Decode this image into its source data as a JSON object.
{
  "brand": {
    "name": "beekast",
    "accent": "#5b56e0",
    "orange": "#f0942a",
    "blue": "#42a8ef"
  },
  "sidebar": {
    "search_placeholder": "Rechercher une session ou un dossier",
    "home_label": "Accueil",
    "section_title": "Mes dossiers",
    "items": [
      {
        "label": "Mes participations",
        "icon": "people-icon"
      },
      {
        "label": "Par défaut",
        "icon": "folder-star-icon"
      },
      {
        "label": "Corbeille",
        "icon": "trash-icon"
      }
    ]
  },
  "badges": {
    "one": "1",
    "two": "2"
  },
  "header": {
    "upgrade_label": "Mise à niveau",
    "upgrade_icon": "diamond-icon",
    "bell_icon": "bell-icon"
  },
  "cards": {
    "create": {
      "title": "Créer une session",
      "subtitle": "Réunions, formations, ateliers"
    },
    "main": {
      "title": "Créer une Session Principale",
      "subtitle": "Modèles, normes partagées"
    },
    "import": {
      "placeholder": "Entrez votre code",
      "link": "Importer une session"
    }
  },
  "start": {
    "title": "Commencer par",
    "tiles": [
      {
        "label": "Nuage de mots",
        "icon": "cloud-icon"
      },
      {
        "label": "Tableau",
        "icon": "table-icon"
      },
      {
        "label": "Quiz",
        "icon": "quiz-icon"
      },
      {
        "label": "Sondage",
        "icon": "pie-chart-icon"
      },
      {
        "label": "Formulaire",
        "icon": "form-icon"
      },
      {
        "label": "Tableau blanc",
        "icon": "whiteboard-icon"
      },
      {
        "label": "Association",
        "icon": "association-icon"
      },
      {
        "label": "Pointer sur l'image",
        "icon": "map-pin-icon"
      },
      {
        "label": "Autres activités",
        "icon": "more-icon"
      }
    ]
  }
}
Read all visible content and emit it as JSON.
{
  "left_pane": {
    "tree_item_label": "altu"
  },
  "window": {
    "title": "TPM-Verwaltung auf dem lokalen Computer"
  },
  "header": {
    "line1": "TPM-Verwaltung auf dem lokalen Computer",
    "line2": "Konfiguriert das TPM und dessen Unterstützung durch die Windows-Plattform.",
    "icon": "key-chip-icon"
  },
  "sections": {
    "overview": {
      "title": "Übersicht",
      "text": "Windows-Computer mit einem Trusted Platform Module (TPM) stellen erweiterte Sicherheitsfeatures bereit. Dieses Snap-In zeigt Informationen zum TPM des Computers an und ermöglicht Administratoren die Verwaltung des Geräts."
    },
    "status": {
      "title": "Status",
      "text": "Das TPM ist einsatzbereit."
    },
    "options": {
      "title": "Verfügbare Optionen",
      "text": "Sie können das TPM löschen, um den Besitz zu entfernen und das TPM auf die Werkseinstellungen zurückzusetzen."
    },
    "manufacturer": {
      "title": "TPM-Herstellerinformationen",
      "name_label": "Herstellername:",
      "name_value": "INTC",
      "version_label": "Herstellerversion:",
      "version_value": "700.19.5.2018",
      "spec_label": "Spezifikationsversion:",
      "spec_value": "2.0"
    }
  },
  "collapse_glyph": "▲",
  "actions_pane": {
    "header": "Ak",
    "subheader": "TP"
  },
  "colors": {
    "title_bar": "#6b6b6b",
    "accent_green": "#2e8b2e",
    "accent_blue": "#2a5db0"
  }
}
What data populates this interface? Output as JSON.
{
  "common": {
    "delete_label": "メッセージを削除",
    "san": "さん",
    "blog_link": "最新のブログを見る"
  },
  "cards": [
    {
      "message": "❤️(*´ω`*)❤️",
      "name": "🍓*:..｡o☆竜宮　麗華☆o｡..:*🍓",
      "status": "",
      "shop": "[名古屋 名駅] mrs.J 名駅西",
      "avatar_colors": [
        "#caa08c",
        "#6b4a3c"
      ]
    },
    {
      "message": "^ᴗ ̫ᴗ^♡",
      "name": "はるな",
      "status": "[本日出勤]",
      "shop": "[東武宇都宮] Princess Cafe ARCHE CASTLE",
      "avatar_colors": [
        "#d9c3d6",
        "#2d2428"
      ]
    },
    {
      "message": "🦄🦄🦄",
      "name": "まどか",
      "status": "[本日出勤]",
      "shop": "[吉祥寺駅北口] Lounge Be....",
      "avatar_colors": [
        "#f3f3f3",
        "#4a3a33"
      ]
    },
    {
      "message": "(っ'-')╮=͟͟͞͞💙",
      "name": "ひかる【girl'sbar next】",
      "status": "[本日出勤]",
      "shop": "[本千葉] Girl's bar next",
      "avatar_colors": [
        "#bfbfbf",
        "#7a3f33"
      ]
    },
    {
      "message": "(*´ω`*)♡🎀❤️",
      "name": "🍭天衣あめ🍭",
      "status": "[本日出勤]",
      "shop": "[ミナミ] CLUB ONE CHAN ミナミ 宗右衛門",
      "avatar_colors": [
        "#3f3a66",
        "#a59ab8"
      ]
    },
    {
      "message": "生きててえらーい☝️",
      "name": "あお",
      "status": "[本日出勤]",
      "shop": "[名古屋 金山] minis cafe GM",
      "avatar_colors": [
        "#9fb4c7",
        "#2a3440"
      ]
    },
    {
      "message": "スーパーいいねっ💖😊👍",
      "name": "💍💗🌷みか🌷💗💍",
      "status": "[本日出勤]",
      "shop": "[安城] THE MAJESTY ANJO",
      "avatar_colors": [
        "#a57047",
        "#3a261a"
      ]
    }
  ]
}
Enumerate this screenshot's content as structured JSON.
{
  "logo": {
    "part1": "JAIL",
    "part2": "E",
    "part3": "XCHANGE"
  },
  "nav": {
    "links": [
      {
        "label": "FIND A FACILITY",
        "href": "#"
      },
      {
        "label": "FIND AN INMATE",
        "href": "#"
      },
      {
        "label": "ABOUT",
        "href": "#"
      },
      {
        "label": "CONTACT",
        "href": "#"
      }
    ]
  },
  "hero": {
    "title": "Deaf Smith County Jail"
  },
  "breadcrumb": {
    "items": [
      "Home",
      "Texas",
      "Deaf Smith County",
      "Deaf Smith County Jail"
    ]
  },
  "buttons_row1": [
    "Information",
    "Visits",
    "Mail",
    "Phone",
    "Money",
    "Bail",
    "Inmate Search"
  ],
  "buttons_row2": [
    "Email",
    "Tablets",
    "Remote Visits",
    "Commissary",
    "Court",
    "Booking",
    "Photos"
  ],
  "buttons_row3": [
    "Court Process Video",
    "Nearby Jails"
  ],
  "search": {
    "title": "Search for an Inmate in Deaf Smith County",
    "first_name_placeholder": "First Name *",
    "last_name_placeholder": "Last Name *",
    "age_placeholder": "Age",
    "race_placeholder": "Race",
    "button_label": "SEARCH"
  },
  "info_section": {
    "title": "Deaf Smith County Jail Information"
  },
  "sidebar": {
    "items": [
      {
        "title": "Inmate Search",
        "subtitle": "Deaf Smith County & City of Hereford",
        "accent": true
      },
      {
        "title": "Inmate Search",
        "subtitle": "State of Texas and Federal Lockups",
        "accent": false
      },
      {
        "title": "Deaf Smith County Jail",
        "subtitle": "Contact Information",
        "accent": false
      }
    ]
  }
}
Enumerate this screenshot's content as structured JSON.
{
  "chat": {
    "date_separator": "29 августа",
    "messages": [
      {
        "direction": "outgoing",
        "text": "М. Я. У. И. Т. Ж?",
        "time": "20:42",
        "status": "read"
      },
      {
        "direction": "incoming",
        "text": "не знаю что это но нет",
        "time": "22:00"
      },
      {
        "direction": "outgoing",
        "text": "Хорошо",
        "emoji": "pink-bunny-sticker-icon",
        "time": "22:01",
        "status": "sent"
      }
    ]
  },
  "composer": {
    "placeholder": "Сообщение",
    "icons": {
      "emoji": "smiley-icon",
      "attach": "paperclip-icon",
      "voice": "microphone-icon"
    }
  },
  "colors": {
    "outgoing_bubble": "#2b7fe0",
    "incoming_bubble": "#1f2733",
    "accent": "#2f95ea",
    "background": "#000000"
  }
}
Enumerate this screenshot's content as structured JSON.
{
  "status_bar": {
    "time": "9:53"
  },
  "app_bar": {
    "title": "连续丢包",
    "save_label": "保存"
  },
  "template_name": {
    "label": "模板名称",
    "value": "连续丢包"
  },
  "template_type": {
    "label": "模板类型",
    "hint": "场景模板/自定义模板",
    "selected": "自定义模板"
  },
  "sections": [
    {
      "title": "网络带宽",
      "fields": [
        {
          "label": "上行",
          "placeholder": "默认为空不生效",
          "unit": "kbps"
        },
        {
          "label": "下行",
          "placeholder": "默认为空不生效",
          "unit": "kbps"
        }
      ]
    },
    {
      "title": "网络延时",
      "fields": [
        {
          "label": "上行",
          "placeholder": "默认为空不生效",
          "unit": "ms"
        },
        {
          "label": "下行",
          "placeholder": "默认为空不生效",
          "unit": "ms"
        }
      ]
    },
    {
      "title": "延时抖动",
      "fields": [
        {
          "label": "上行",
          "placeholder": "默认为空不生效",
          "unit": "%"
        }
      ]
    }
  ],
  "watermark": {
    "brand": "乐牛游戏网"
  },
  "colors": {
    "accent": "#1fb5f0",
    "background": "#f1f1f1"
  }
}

===

• Written request
Scan the material above for the string "Texas" and return the lines that hold it.

• Response to this exercise
      "Texas",
        "subtitle": "State of Texas and Federal Lockups",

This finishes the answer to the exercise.